**The problem:** Every entry below should be repeated exactly; the pictures should not.

**Exercise inputs:**

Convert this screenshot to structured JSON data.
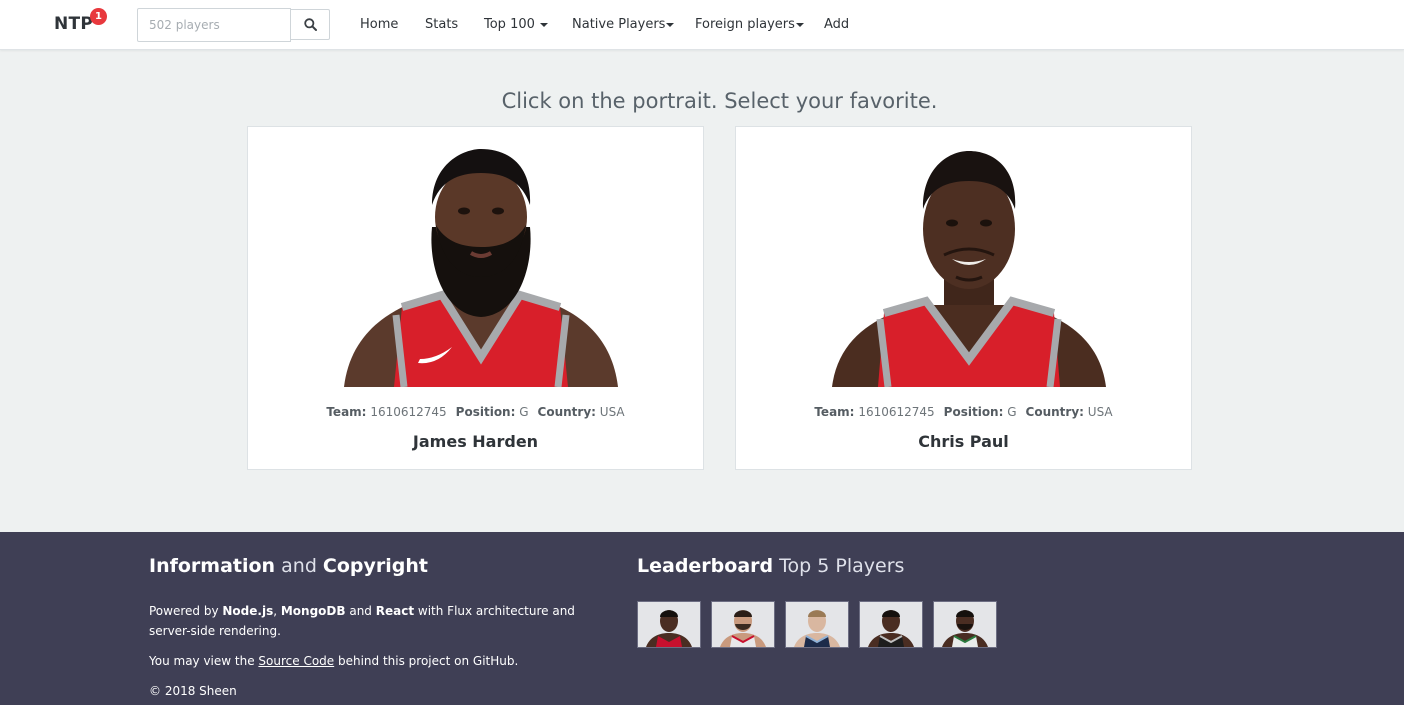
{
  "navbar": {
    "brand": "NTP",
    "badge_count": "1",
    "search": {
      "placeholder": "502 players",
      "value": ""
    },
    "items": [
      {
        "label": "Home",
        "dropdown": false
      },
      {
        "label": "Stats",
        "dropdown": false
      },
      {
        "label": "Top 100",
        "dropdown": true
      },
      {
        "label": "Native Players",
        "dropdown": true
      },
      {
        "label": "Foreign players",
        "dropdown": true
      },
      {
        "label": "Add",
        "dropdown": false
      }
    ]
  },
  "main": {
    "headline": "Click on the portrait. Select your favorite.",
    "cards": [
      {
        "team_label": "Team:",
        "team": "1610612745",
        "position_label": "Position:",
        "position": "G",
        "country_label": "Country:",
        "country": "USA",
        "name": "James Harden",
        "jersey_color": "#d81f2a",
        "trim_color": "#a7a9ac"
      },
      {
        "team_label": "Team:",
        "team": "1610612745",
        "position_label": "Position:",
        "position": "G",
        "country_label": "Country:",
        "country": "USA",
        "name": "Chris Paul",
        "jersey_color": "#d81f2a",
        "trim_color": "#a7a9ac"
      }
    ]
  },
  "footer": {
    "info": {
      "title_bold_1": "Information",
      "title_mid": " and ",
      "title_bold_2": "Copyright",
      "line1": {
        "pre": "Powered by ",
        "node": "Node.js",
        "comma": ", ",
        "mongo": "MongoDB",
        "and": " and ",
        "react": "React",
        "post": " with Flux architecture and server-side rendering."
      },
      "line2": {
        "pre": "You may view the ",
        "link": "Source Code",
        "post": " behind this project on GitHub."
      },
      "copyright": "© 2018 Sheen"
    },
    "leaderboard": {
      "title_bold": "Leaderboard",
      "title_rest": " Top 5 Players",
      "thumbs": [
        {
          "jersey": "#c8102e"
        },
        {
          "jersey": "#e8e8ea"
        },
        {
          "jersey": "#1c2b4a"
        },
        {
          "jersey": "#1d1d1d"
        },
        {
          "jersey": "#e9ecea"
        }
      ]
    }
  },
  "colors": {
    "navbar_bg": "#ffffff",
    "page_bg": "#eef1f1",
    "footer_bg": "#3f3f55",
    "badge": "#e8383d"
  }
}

**Final answer:**
Convert this screenshot to structured JSON data.
{
  "navbar": {
    "brand": "NTP",
    "badge_count": "1",
    "search": {
      "placeholder": "502 players",
      "value": ""
    },
    "items": [
      {
        "label": "Home",
        "dropdown": false
      },
      {
        "label": "Stats",
        "dropdown": false
      },
      {
        "label": "Top 100",
        "dropdown": true
      },
      {
        "label": "Native Players",
        "dropdown": true
      },
      {
        "label": "Foreign players",
        "dropdown": true
      },
      {
        "label": "Add",
        "dropdown": false
      }
    ]
  },
  "main": {
    "headline": "Click on the portrait. Select your favorite.",
    "cards": [
      {
        "team_label": "Team:",
        "team": "1610612745",
        "position_label": "Position:",
        "position": "G",
        "country_label": "Country:",
        "country": "USA",
        "name": "James Harden",
        "jersey_color": "#d81f2a",
        "trim_color": "#a7a9ac"
      },
      {
        "team_label": "Team:",
        "team": "1610612745",
        "position_label": "Position:",
        "position": "G",
        "country_label": "Country:",
        "country": "USA",
        "name": "Chris Paul",
        "jersey_color": "#d81f2a",
        "trim_color": "#a7a9ac"
      }
    ]
  },
  "footer": {
    "info": {
      "title_bold_1": "Information",
      "title_mid": " and ",
      "title_bold_2": "Copyright",
      "line1": {
        "pre": "Powered by ",
        "node": "Node.js",
        "comma": ", ",
        "mongo": "MongoDB",
        "and": " and ",
        "react": "React",
        "post": " with Flux architecture and server-side rendering."
      },
      "line2": {
        "pre": "You may view the ",
        "link": "Source Code",
        "post": " behind this project on GitHub."
      },
      "copyright": "© 2018 Sheen"
    },
    "leaderboard": {
      "title_bold": "Leaderboard",
      "title_rest": " Top 5 Players",
      "thumbs": [
        {
          "jersey": "#c8102e"
        },
        {
          "jersey": "#e8e8ea"
        },
        {
          "jersey": "#1c2b4a"
        },
        {
          "jersey": "#1d1d1d"
        },
        {
          "jersey": "#e9ecea"
        }
      ]
    }
  },
  "colors": {
    "navbar_bg": "#ffffff",
    "page_bg": "#eef1f1",
    "footer_bg": "#3f3f55",
    "badge": "#e8383d"
  }
}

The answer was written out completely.